**Written request:** Each entry below must be repeated word for word.

------------------------

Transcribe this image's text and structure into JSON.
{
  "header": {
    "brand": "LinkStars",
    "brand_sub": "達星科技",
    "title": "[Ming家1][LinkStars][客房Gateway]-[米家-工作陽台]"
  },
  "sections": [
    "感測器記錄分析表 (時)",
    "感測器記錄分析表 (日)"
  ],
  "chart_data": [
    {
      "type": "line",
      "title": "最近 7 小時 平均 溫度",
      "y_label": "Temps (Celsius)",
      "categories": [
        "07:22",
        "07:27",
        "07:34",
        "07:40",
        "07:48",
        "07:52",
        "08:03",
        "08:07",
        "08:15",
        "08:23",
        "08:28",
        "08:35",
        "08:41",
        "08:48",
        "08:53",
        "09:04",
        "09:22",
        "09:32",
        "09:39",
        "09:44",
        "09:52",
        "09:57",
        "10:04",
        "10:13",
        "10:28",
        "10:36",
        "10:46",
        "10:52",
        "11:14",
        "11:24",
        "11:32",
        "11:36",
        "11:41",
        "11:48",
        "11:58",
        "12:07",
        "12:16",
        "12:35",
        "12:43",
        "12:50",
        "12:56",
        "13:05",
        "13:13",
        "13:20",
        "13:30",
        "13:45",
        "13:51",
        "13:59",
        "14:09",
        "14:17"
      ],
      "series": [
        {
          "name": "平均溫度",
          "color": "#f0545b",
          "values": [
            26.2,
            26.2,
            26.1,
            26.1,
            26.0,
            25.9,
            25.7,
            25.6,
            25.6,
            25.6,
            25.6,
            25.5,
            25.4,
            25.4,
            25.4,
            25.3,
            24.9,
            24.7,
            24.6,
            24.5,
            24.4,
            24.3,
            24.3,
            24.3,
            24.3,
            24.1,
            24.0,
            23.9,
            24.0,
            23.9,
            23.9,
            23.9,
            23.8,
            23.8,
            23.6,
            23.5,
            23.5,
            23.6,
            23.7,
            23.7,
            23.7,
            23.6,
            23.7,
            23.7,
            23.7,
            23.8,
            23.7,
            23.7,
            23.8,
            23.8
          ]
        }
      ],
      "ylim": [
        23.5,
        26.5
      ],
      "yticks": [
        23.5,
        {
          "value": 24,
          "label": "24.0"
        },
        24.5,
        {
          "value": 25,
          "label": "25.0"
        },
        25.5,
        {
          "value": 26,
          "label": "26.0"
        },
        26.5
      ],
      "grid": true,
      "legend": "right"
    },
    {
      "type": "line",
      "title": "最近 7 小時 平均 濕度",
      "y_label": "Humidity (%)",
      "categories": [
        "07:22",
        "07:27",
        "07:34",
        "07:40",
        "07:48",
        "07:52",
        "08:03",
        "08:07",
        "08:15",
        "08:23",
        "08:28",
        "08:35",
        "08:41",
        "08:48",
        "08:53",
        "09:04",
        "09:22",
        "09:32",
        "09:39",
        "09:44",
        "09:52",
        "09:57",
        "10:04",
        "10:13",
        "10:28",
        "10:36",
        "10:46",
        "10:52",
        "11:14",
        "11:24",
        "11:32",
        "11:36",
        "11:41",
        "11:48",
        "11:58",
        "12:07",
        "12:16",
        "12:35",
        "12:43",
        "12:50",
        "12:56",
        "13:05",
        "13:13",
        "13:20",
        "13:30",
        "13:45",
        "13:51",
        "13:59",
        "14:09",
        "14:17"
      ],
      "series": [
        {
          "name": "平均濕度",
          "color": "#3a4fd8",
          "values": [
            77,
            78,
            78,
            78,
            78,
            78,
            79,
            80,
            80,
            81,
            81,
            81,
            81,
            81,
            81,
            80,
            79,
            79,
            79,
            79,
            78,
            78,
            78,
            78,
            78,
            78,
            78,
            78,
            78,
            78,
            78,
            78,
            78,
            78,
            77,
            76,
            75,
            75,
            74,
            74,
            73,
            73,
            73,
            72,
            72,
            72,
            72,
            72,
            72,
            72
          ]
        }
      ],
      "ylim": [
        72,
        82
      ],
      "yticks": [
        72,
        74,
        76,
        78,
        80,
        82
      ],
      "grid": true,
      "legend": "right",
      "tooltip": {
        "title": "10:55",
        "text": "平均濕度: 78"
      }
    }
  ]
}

------------------------

**Result of this exercise:**
Transcribe this image's text and structure into JSON.
{
  "header": {
    "brand": "LinkStars",
    "brand_sub": "達星科技",
    "title": "[Ming家1][LinkStars][客房Gateway]-[米家-工作陽台]"
  },
  "sections": [
    "感測器記錄分析表 (時)",
    "感測器記錄分析表 (日)"
  ],
  "chart_data": [
    {
      "type": "line",
      "title": "最近 7 小時 平均 溫度",
      "y_label": "Temps (Celsius)",
      "categories": [
        "07:22",
        "07:27",
        "07:34",
        "07:40",
        "07:48",
        "07:52",
        "08:03",
        "08:07",
        "08:15",
        "08:23",
        "08:28",
        "08:35",
        "08:41",
        "08:48",
        "08:53",
        "09:04",
        "09:22",
        "09:32",
        "09:39",
        "09:44",
        "09:52",
        "09:57",
        "10:04",
        "10:13",
        "10:28",
        "10:36",
        "10:46",
        "10:52",
        "11:14",
        "11:24",
        "11:32",
        "11:36",
        "11:41",
        "11:48",
        "11:58",
        "12:07",
        "12:16",
        "12:35",
        "12:43",
        "12:50",
        "12:56",
        "13:05",
        "13:13",
        "13:20",
        "13:30",
        "13:45",
        "13:51",
        "13:59",
        "14:09",
        "14:17"
      ],
      "series": [
        {
          "name": "平均溫度",
          "color": "#f0545b",
          "values": [
            26.2,
            26.2,
            26.1,
            26.1,
            26.0,
            25.9,
            25.7,
            25.6,
            25.6,
            25.6,
            25.6,
            25.5,
            25.4,
            25.4,
            25.4,
            25.3,
            24.9,
            24.7,
            24.6,
            24.5,
            24.4,
            24.3,
            24.3,
            24.3,
            24.3,
            24.1,
            24.0,
            23.9,
            24.0,
            23.9,
            23.9,
            23.9,
            23.8,
            23.8,
            23.6,
            23.5,
            23.5,
            23.6,
            23.7,
            23.7,
            23.7,
            23.6,
            23.7,
            23.7,
            23.7,
            23.8,
            23.7,
            23.7,
            23.8,
            23.8
          ]
        }
      ],
      "ylim": [
        23.5,
        26.5
      ],
      "yticks": [
        23.5,
        {
          "value": 24,
          "label": "24.0"
        },
        24.5,
        {
          "value": 25,
          "label": "25.0"
        },
        25.5,
        {
          "value": 26,
          "label": "26.0"
        },
        26.5
      ],
      "grid": true,
      "legend": "right"
    },
    {
      "type": "line",
      "title": "最近 7 小時 平均 濕度",
      "y_label": "Humidity (%)",
      "categories": [
        "07:22",
        "07:27",
        "07:34",
        "07:40",
        "07:48",
        "07:52",
        "08:03",
        "08:07",
        "08:15",
        "08:23",
        "08:28",
        "08:35",
        "08:41",
        "08:48",
        "08:53",
        "09:04",
        "09:22",
        "09:32",
        "09:39",
        "09:44",
        "09:52",
        "09:57",
        "10:04",
        "10:13",
        "10:28",
        "10:36",
        "10:46",
        "10:52",
        "11:14",
        "11:24",
        "11:32",
        "11:36",
        "11:41",
        "11:48",
        "11:58",
        "12:07",
        "12:16",
        "12:35",
        "12:43",
        "12:50",
        "12:56",
        "13:05",
        "13:13",
        "13:20",
        "13:30",
        "13:45",
        "13:51",
        "13:59",
        "14:09",
        "14:17"
      ],
      "series": [
        {
          "name": "平均濕度",
          "color": "#3a4fd8",
          "values": [
            77,
            78,
            78,
            78,
            78,
            78,
            79,
            80,
            80,
            81,
            81,
            81,
            81,
            81,
            81,
            80,
            79,
            79,
            79,
            79,
            78,
            78,
            78,
            78,
            78,
            78,
            78,
            78,
            78,
            78,
            78,
            78,
            78,
            78,
            77,
            76,
            75,
            75,
            74,
            74,
            73,
            73,
            73,
            72,
            72,
            72,
            72,
            72,
            72,
            72
          ]
        }
      ],
      "ylim": [
        72,
        82
      ],
      "yticks": [
        72,
        74,
        76,
        78,
        80,
        82
      ],
      "grid": true,
      "legend": "right",
      "tooltip": {
        "title": "10:55",
        "text": "平均濕度: 78"
      }
    }
  ]
}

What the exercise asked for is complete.